## Directions for this task
Transcribe, without any change, the lines of the records below that begin with the line containing "List 18 of the" and end with the line containing "y-tick-label: 8 [47, 302, 56, 320]", including both of those lines.
^^^^
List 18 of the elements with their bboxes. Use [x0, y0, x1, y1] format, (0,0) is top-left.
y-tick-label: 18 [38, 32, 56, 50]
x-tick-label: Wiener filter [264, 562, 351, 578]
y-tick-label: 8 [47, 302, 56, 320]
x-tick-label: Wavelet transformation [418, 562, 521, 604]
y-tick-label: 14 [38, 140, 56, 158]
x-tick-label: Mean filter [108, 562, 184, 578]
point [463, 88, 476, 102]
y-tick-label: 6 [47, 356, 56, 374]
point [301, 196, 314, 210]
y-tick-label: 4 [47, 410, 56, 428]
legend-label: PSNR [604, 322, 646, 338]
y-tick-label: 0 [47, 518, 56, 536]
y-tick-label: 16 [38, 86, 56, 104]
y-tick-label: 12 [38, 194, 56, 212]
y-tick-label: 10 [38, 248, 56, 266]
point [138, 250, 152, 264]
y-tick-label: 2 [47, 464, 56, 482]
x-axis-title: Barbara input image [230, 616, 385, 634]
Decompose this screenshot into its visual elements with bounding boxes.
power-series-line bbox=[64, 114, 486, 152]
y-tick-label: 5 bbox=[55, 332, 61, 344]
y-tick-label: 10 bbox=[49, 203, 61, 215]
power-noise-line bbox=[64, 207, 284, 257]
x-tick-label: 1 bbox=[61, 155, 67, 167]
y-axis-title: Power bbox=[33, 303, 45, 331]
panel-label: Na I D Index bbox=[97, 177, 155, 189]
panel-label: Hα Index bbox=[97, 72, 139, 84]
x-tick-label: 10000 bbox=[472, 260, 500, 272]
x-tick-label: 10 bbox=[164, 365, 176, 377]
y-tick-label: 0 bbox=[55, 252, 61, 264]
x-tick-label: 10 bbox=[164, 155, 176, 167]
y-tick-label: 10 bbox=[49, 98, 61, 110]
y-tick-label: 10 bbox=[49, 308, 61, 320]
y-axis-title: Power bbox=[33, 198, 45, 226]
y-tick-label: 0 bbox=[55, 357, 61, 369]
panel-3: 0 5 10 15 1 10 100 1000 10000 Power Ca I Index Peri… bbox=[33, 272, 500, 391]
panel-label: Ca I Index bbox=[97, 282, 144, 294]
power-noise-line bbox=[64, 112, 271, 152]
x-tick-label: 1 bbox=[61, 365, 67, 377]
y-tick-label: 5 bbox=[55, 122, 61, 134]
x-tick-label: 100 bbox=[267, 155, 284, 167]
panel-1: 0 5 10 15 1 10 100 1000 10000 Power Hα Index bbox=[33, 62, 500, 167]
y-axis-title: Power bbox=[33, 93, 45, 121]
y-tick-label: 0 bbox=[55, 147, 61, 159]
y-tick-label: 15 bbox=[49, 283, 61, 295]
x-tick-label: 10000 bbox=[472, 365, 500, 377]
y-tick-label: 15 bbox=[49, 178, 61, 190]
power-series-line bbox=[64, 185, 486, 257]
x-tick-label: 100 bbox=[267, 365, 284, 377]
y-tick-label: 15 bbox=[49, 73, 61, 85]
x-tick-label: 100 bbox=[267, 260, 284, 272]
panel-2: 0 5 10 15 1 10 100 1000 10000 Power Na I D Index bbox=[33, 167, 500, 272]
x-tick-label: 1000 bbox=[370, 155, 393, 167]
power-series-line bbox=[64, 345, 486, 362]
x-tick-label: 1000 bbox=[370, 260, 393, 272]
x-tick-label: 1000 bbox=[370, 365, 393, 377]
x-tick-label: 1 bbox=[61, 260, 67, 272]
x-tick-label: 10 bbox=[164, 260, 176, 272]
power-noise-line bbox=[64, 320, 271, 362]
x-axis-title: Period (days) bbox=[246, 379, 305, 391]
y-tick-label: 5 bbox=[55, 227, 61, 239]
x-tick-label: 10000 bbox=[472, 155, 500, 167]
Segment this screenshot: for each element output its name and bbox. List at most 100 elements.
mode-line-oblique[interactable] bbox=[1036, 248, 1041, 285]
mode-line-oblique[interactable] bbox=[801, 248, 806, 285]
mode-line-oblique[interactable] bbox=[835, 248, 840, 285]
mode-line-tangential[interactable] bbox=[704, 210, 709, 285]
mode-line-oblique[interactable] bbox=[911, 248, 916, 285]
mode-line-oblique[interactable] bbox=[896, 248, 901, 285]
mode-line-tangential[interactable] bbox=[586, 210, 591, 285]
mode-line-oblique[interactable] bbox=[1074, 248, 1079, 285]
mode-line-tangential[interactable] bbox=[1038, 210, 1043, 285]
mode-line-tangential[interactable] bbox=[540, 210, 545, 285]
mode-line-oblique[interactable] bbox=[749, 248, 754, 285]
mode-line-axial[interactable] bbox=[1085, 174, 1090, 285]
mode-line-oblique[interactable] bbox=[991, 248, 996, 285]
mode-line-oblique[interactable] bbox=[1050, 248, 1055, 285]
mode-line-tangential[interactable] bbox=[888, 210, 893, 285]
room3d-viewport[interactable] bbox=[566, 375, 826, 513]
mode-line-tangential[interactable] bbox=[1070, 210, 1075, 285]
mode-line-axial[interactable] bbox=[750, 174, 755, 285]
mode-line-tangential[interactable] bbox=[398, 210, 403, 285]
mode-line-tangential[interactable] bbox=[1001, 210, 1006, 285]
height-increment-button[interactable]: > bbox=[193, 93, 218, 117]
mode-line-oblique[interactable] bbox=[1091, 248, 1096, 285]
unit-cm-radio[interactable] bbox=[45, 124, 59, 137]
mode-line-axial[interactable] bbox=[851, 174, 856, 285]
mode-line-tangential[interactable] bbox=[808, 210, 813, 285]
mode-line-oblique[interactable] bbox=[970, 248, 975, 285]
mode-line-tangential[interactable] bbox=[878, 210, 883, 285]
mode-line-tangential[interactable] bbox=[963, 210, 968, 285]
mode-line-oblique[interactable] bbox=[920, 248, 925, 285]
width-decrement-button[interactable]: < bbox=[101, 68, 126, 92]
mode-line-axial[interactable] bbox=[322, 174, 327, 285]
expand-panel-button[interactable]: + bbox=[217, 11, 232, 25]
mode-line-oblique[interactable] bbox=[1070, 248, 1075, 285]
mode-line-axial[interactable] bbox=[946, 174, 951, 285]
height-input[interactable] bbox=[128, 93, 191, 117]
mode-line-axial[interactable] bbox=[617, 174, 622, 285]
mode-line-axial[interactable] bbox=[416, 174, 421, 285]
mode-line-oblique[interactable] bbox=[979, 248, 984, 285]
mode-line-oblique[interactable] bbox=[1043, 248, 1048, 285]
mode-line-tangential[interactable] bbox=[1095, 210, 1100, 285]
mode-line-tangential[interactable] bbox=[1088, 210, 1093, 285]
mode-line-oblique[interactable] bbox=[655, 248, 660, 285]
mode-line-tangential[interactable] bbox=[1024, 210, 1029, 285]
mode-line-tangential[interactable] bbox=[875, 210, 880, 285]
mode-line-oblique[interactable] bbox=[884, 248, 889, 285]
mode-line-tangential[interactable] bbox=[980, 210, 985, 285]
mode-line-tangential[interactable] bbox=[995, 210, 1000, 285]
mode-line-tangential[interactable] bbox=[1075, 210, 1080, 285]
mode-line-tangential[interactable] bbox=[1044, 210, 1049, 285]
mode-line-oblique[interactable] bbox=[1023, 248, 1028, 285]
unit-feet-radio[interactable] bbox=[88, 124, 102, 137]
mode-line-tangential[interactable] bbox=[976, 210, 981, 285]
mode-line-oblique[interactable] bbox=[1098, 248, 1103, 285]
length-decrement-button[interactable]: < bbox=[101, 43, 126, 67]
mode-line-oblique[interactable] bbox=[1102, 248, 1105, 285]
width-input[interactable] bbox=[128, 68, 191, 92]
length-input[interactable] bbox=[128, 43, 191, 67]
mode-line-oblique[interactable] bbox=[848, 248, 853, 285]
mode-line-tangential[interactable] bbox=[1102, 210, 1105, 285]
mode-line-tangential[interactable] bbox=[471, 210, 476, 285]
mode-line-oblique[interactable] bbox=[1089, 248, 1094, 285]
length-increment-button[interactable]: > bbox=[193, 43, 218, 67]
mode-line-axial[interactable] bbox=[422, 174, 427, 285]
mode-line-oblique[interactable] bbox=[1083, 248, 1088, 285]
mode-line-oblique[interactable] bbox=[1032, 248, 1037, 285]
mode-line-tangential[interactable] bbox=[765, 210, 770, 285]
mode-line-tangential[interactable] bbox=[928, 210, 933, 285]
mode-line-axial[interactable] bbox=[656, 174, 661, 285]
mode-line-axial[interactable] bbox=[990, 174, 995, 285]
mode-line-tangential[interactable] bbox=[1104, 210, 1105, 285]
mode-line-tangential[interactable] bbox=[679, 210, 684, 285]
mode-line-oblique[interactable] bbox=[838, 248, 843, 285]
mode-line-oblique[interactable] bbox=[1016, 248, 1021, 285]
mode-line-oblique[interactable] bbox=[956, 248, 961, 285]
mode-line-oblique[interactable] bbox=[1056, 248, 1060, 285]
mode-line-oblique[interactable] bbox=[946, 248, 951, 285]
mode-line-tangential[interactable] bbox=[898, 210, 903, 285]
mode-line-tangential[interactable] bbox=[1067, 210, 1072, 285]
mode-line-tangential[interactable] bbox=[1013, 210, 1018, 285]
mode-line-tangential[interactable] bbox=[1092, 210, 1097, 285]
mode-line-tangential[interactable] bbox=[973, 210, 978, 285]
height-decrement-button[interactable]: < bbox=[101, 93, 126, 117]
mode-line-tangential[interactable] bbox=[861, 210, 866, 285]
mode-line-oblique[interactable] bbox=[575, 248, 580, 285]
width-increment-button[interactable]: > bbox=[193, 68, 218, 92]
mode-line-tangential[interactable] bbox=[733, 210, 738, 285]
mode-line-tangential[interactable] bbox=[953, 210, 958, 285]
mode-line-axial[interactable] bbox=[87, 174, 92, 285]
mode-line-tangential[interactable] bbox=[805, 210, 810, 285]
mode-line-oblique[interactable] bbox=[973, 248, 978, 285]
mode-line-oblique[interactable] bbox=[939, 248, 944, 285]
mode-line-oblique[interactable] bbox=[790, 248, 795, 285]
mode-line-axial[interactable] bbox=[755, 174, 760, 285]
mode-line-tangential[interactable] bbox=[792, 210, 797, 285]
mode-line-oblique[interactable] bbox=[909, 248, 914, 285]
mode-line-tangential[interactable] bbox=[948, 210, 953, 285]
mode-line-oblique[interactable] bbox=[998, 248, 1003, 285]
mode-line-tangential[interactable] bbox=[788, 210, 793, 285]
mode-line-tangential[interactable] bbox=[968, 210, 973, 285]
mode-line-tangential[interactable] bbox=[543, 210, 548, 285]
^^^^
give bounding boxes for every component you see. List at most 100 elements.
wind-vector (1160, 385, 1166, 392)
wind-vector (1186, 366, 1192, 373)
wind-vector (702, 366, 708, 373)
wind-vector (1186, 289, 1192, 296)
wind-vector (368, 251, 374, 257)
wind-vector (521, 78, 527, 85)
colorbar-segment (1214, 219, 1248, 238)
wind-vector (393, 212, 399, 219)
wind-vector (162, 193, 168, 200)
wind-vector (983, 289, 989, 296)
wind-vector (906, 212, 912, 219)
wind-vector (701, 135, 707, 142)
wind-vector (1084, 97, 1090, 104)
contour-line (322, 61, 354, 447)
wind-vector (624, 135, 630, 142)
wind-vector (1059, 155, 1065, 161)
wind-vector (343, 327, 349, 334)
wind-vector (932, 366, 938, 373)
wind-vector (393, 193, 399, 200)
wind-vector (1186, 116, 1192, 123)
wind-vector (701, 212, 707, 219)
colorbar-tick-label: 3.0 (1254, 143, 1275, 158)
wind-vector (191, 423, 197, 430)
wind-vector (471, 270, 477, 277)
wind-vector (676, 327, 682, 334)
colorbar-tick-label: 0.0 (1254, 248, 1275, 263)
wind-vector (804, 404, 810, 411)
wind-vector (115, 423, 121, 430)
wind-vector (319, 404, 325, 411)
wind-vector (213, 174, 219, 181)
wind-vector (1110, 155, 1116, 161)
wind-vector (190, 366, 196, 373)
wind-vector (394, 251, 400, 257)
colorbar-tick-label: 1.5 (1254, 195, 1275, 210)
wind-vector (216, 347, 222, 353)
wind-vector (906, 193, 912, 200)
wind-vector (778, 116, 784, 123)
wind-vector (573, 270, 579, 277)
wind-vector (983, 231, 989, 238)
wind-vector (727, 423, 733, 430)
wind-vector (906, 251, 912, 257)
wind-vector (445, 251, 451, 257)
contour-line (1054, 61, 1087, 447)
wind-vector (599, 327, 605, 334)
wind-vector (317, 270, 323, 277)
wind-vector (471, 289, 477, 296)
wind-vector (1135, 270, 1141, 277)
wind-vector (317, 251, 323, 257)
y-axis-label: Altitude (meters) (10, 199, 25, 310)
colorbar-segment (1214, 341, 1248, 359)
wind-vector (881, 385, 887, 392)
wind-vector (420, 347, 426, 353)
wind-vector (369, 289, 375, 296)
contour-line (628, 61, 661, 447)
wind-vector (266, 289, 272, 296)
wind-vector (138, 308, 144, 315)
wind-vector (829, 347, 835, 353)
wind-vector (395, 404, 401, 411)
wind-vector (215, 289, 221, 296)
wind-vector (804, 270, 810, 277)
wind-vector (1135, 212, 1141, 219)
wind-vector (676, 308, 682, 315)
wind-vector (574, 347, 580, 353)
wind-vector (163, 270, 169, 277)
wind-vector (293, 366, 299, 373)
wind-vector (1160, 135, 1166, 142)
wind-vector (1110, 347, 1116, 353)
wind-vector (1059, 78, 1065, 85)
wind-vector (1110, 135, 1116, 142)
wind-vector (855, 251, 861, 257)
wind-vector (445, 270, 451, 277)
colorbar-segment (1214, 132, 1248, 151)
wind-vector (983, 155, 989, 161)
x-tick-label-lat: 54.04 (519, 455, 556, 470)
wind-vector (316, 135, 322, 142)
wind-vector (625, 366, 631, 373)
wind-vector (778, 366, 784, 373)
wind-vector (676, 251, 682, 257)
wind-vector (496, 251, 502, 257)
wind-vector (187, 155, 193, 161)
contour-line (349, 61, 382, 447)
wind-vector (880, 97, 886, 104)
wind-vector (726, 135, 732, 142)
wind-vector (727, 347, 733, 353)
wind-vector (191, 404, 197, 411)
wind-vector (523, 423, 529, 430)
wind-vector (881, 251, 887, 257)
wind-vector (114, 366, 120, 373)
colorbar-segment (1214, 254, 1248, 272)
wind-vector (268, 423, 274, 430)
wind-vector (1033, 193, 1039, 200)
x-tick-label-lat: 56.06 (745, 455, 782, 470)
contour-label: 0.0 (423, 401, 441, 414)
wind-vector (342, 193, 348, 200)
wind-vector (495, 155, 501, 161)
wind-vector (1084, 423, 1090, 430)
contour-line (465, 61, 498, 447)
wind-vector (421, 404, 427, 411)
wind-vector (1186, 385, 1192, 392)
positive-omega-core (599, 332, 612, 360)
^^^^
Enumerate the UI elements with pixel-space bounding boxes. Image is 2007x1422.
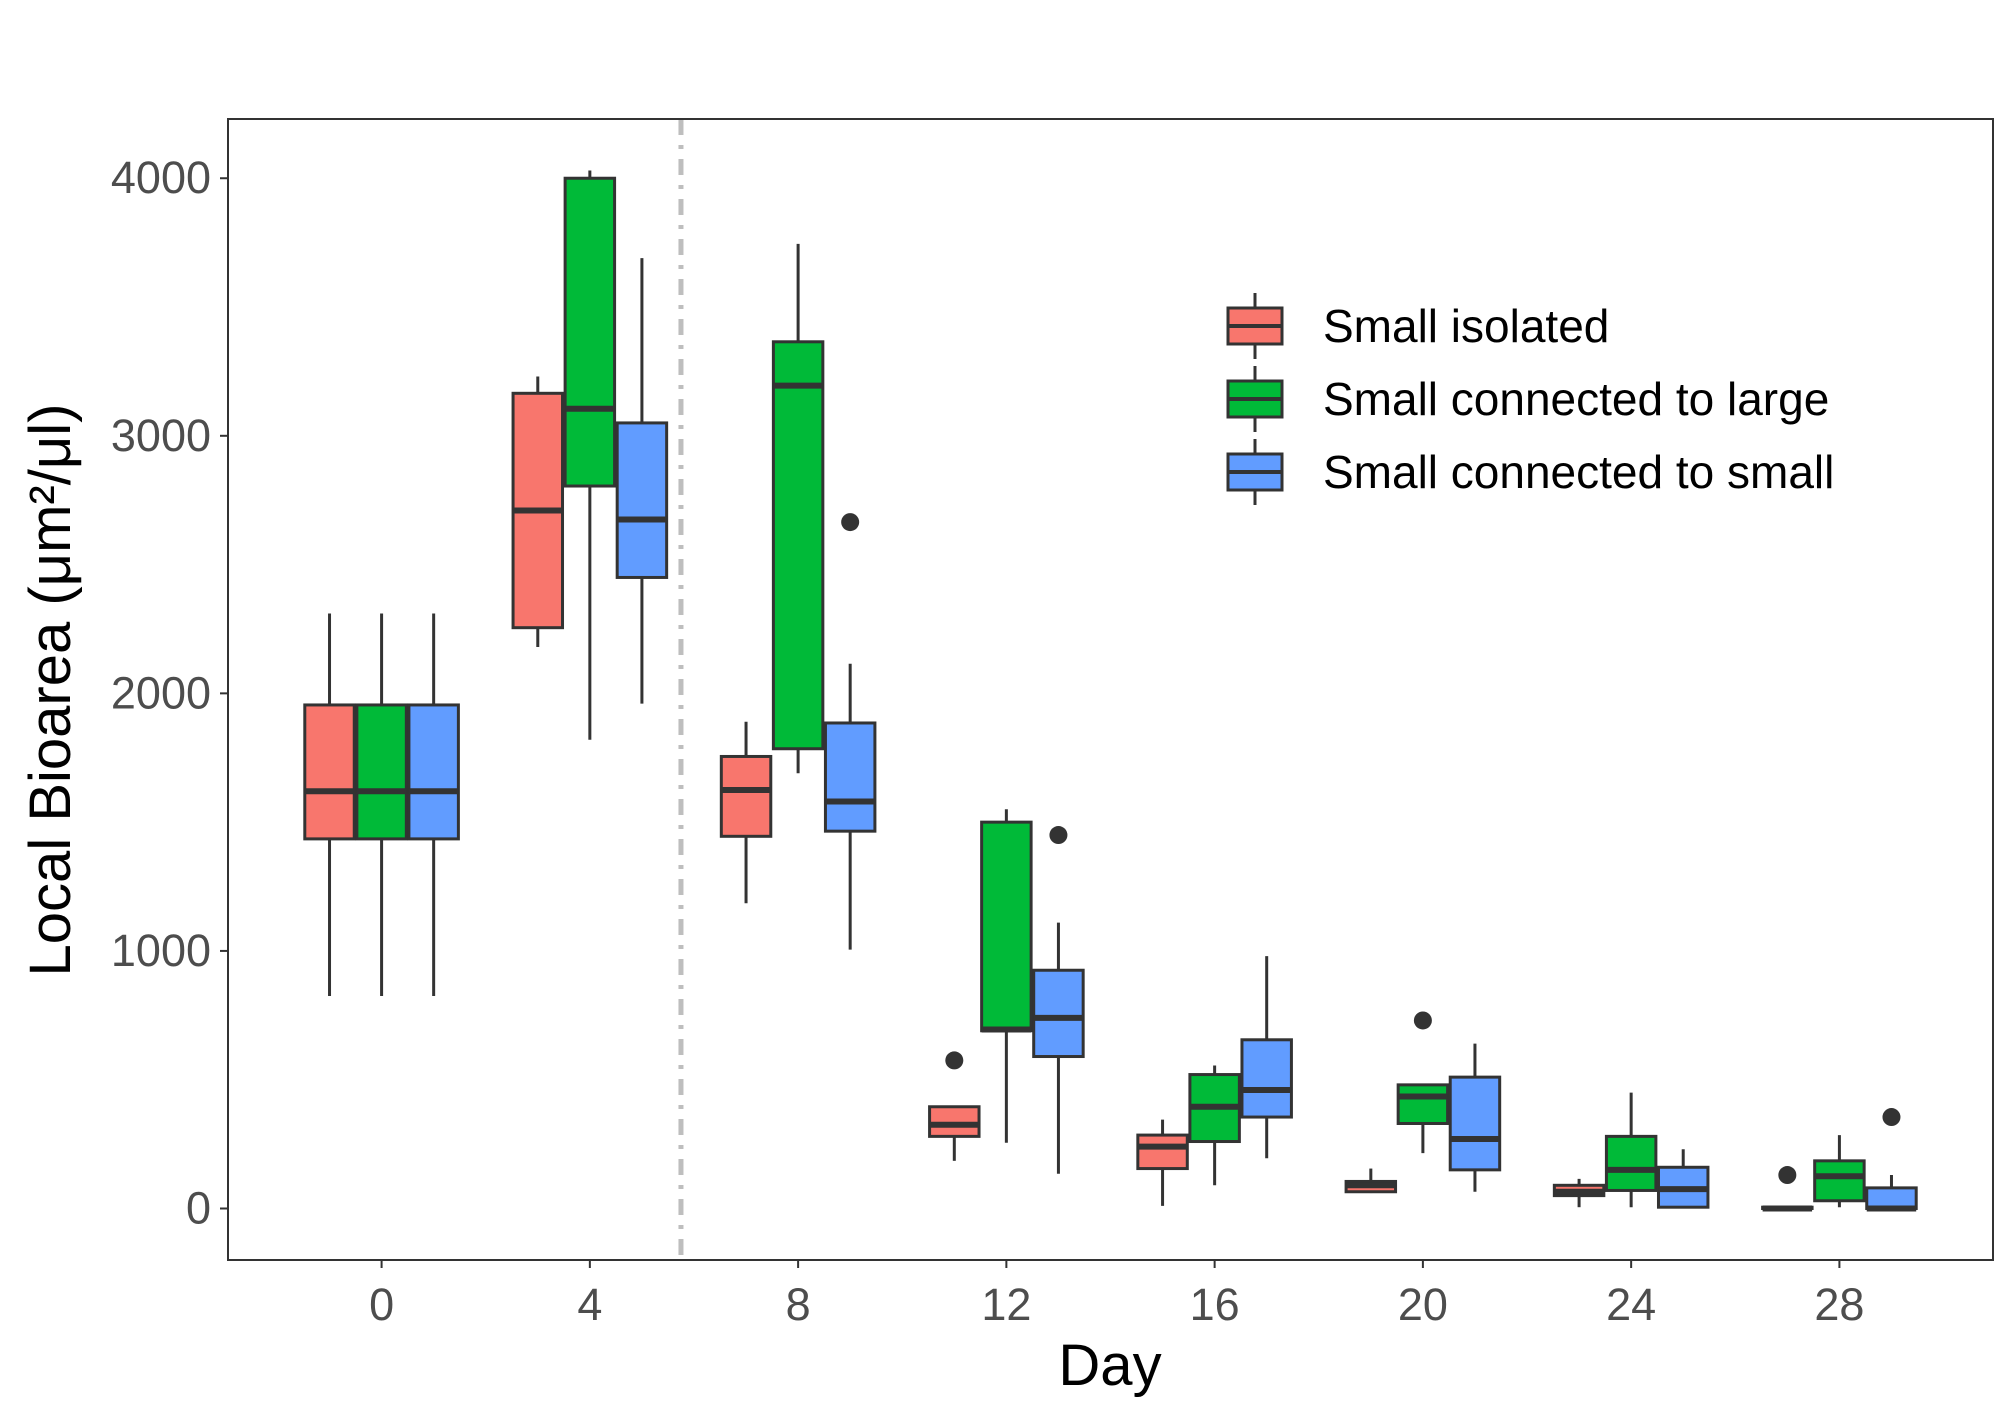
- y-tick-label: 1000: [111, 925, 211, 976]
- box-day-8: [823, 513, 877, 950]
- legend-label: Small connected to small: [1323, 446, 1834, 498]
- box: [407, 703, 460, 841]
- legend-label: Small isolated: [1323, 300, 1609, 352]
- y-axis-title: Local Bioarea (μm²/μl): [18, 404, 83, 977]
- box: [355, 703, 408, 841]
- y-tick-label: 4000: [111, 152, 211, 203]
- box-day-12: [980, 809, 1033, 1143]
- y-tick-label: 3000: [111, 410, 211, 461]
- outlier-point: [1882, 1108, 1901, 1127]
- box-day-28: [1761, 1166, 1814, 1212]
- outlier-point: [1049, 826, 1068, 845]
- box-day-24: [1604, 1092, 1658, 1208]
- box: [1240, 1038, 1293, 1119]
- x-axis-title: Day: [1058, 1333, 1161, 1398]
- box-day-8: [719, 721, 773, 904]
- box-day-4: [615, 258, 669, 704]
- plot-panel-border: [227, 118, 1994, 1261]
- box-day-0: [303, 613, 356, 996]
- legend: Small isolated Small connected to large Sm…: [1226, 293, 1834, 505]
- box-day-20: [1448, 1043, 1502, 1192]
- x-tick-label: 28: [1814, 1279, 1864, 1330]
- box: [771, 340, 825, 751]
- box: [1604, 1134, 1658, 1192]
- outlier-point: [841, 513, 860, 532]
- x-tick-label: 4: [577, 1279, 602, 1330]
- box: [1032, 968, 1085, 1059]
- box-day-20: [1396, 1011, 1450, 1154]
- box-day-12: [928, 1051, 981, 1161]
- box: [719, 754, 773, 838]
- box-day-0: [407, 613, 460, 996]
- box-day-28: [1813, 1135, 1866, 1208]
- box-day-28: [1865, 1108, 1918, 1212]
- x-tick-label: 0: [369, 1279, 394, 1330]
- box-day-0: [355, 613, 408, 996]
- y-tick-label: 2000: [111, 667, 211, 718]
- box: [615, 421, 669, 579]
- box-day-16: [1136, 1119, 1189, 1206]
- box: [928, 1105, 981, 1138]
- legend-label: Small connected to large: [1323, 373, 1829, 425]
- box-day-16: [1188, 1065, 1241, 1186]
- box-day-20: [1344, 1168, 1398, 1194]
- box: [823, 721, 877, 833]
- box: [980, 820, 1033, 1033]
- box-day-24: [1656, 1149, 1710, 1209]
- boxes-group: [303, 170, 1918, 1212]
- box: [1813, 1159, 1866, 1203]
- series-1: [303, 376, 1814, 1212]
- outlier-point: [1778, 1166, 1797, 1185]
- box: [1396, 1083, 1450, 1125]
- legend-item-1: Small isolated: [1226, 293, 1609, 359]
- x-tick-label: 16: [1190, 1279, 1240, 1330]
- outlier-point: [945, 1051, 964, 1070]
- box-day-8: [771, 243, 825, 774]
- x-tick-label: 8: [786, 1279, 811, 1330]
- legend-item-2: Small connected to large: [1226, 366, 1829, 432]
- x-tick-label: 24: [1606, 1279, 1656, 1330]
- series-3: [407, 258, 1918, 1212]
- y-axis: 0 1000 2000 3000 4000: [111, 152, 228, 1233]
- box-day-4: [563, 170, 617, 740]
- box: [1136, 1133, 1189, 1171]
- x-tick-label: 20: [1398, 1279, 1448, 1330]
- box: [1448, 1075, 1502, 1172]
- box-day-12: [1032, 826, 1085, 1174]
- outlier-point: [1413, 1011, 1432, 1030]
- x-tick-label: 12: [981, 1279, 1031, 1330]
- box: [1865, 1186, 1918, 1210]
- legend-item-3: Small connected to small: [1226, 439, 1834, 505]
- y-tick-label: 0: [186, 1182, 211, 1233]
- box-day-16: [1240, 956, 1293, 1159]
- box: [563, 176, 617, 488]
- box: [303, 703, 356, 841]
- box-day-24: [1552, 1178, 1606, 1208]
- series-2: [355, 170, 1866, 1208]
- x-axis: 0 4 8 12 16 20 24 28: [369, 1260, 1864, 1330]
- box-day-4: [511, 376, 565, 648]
^^^^
## Task response
List 18 of the elements with their bboxes. Use [x0, y0, x1, y1] format, (0,0) is top-left.
y-tick-label: 18 [38, 32, 56, 50]
x-tick-label: Wiener filter [264, 562, 351, 578]
y-tick-label: 8 [47, 302, 56, 320]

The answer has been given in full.